▸ **Supplied data**
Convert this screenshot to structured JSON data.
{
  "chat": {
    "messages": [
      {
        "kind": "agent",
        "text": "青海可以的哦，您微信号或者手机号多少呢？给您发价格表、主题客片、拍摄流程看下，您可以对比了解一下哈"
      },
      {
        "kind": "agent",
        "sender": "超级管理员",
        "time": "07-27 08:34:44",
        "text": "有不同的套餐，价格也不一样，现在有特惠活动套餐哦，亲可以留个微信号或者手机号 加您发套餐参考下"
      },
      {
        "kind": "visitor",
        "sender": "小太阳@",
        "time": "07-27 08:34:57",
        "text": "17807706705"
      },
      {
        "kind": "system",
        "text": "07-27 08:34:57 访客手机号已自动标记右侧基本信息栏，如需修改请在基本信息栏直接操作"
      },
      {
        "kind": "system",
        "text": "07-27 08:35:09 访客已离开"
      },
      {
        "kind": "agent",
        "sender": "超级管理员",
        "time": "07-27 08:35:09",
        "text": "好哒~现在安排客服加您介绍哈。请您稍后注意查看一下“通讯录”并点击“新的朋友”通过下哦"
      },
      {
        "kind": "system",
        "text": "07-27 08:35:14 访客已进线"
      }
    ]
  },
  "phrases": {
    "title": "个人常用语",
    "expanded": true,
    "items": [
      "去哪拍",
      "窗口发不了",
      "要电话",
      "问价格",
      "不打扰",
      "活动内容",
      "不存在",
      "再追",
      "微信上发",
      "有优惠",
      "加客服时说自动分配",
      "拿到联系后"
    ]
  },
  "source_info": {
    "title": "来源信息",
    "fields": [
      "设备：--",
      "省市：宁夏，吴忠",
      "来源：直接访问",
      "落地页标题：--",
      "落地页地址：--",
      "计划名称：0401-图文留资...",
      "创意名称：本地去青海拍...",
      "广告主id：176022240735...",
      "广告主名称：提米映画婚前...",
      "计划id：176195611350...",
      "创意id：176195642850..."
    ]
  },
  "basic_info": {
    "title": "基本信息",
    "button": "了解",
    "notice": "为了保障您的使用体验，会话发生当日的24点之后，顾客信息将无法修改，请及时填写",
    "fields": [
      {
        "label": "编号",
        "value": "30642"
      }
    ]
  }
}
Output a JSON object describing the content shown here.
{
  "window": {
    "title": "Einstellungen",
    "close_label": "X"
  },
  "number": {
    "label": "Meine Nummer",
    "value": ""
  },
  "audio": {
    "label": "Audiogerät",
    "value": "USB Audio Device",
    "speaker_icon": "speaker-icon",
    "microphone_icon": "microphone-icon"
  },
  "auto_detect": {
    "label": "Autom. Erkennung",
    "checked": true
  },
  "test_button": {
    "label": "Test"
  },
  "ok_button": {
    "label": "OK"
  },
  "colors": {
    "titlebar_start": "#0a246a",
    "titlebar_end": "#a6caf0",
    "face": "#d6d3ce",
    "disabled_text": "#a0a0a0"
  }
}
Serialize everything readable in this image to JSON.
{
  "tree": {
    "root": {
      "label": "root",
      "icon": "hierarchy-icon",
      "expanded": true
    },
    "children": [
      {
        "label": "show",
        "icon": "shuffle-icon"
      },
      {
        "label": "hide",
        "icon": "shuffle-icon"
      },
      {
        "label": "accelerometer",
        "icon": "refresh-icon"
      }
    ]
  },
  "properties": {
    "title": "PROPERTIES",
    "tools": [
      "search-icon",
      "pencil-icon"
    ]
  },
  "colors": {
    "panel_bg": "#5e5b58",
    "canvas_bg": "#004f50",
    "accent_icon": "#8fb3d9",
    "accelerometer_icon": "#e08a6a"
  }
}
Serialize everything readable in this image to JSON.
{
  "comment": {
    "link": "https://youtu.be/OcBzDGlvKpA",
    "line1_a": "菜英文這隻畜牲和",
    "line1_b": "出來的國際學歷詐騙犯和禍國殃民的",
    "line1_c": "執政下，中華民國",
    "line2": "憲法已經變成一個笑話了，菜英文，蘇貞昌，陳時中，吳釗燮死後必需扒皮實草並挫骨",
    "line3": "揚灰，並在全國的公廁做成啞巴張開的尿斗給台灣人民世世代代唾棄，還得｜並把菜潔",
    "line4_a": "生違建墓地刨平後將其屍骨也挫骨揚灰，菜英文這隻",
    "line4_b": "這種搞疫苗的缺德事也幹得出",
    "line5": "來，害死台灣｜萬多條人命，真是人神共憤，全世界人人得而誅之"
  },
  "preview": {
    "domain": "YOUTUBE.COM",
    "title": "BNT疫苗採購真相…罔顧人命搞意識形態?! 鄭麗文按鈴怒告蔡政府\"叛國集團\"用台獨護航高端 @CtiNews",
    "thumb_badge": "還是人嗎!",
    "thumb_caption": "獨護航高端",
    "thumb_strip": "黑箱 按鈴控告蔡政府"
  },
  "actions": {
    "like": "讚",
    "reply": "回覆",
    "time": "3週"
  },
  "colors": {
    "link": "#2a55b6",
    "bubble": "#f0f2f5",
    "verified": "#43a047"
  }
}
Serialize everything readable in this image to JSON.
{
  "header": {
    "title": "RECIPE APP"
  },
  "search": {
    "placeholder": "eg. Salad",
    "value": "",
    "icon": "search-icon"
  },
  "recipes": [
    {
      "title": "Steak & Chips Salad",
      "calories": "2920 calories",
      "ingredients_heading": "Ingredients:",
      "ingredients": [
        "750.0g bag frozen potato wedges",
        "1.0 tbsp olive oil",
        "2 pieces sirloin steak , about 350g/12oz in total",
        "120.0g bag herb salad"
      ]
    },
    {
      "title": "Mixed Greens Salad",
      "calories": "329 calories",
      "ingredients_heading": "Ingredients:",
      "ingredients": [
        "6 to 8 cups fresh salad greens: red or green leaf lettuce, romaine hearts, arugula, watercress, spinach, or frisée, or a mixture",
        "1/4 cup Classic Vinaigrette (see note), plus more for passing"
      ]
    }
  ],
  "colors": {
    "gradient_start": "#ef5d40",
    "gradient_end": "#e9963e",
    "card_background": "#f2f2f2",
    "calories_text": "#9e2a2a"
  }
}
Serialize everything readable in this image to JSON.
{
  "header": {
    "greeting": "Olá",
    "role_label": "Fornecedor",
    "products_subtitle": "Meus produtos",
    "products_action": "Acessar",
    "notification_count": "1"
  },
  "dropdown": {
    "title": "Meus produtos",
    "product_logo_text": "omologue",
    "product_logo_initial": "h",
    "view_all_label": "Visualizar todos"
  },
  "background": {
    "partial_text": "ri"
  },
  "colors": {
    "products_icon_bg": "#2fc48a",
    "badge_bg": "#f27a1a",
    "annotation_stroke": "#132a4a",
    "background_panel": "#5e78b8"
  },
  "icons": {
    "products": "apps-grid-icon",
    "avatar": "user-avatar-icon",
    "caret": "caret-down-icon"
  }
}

▸ **Directive**
Copy out the full set of records precisely, leaving nothing out.

▸ **Exercise response**
Convert this screenshot to structured JSON data.
{
  "chat": {
    "messages": [
      {
        "kind": "agent",
        "text": "青海可以的哦，您微信号或者手机号多少呢？给您发价格表、主题客片、拍摄流程看下，您可以对比了解一下哈"
      },
      {
        "kind": "agent",
        "sender": "超级管理员",
        "time": "07-27 08:34:44",
        "text": "有不同的套餐，价格也不一样，现在有特惠活动套餐哦，亲可以留个微信号或者手机号 加您发套餐参考下"
      },
      {
        "kind": "visitor",
        "sender": "小太阳@",
        "time": "07-27 08:34:57",
        "text": "17807706705"
      },
      {
        "kind": "system",
        "text": "07-27 08:34:57 访客手机号已自动标记右侧基本信息栏，如需修改请在基本信息栏直接操作"
      },
      {
        "kind": "system",
        "text": "07-27 08:35:09 访客已离开"
      },
      {
        "kind": "agent",
        "sender": "超级管理员",
        "time": "07-27 08:35:09",
        "text": "好哒~现在安排客服加您介绍哈。请您稍后注意查看一下“通讯录”并点击“新的朋友”通过下哦"
      },
      {
        "kind": "system",
        "text": "07-27 08:35:14 访客已进线"
      }
    ]
  },
  "phrases": {
    "title": "个人常用语",
    "expanded": true,
    "items": [
      "去哪拍",
      "窗口发不了",
      "要电话",
      "问价格",
      "不打扰",
      "活动内容",
      "不存在",
      "再追",
      "微信上发",
      "有优惠",
      "加客服时说自动分配",
      "拿到联系后"
    ]
  },
  "source_info": {
    "title": "来源信息",
    "fields": [
      "设备：--",
      "省市：宁夏，吴忠",
      "来源：直接访问",
      "落地页标题：--",
      "落地页地址：--",
      "计划名称：0401-图文留资...",
      "创意名称：本地去青海拍...",
      "广告主id：176022240735...",
      "广告主名称：提米映画婚前...",
      "计划id：176195611350...",
      "创意id：176195642850..."
    ]
  },
  "basic_info": {
    "title": "基本信息",
    "button": "了解",
    "notice": "为了保障您的使用体验，会话发生当日的24点之后，顾客信息将无法修改，请及时填写",
    "fields": [
      {
        "label": "编号",
        "value": "30642"
      }
    ]
  }
}
Output a JSON object describing the content shown here.
{
  "window": {
    "title": "Einstellungen",
    "close_label": "X"
  },
  "number": {
    "label": "Meine Nummer",
    "value": ""
  },
  "audio": {
    "label": "Audiogerät",
    "value": "USB Audio Device",
    "speaker_icon": "speaker-icon",
    "microphone_icon": "microphone-icon"
  },
  "auto_detect": {
    "label": "Autom. Erkennung",
    "checked": true
  },
  "test_button": {
    "label": "Test"
  },
  "ok_button": {
    "label": "OK"
  },
  "colors": {
    "titlebar_start": "#0a246a",
    "titlebar_end": "#a6caf0",
    "face": "#d6d3ce",
    "disabled_text": "#a0a0a0"
  }
}
Serialize everything readable in this image to JSON.
{
  "tree": {
    "root": {
      "label": "root",
      "icon": "hierarchy-icon",
      "expanded": true
    },
    "children": [
      {
        "label": "show",
        "icon": "shuffle-icon"
      },
      {
        "label": "hide",
        "icon": "shuffle-icon"
      },
      {
        "label": "accelerometer",
        "icon": "refresh-icon"
      }
    ]
  },
  "properties": {
    "title": "PROPERTIES",
    "tools": [
      "search-icon",
      "pencil-icon"
    ]
  },
  "colors": {
    "panel_bg": "#5e5b58",
    "canvas_bg": "#004f50",
    "accent_icon": "#8fb3d9",
    "accelerometer_icon": "#e08a6a"
  }
}
Serialize everything readable in this image to JSON.
{
  "comment": {
    "link": "https://youtu.be/OcBzDGlvKpA",
    "line1_a": "菜英文這隻畜牲和",
    "line1_b": "出來的國際學歷詐騙犯和禍國殃民的",
    "line1_c": "執政下，中華民國",
    "line2": "憲法已經變成一個笑話了，菜英文，蘇貞昌，陳時中，吳釗燮死後必需扒皮實草並挫骨",
    "line3": "揚灰，並在全國的公廁做成啞巴張開的尿斗給台灣人民世世代代唾棄，還得｜並把菜潔",
    "line4_a": "生違建墓地刨平後將其屍骨也挫骨揚灰，菜英文這隻",
    "line4_b": "這種搞疫苗的缺德事也幹得出",
    "line5": "來，害死台灣｜萬多條人命，真是人神共憤，全世界人人得而誅之"
  },
  "preview": {
    "domain": "YOUTUBE.COM",
    "title": "BNT疫苗採購真相…罔顧人命搞意識形態?! 鄭麗文按鈴怒告蔡政府\"叛國集團\"用台獨護航高端 @CtiNews",
    "thumb_badge": "還是人嗎!",
    "thumb_caption": "獨護航高端",
    "thumb_strip": "黑箱 按鈴控告蔡政府"
  },
  "actions": {
    "like": "讚",
    "reply": "回覆",
    "time": "3週"
  },
  "colors": {
    "link": "#2a55b6",
    "bubble": "#f0f2f5",
    "verified": "#43a047"
  }
}
Serialize everything readable in this image to JSON.
{
  "header": {
    "title": "RECIPE APP"
  },
  "search": {
    "placeholder": "eg. Salad",
    "value": "",
    "icon": "search-icon"
  },
  "recipes": [
    {
      "title": "Steak & Chips Salad",
      "calories": "2920 calories",
      "ingredients_heading": "Ingredients:",
      "ingredients": [
        "750.0g bag frozen potato wedges",
        "1.0 tbsp olive oil",
        "2 pieces sirloin steak , about 350g/12oz in total",
        "120.0g bag herb salad"
      ]
    },
    {
      "title": "Mixed Greens Salad",
      "calories": "329 calories",
      "ingredients_heading": "Ingredients:",
      "ingredients": [
        "6 to 8 cups fresh salad greens: red or green leaf lettuce, romaine hearts, arugula, watercress, spinach, or frisée, or a mixture",
        "1/4 cup Classic Vinaigrette (see note), plus more for passing"
      ]
    }
  ],
  "colors": {
    "gradient_start": "#ef5d40",
    "gradient_end": "#e9963e",
    "card_background": "#f2f2f2",
    "calories_text": "#9e2a2a"
  }
}
Serialize everything readable in this image to JSON.
{
  "header": {
    "greeting": "Olá",
    "role_label": "Fornecedor",
    "products_subtitle": "Meus produtos",
    "products_action": "Acessar",
    "notification_count": "1"
  },
  "dropdown": {
    "title": "Meus produtos",
    "product_logo_text": "omologue",
    "product_logo_initial": "h",
    "view_all_label": "Visualizar todos"
  },
  "background": {
    "partial_text": "ri"
  },
  "colors": {
    "products_icon_bg": "#2fc48a",
    "badge_bg": "#f27a1a",
    "annotation_stroke": "#132a4a",
    "background_panel": "#5e78b8"
  },
  "icons": {
    "products": "apps-grid-icon",
    "avatar": "user-avatar-icon",
    "caret": "caret-down-icon"
  }
}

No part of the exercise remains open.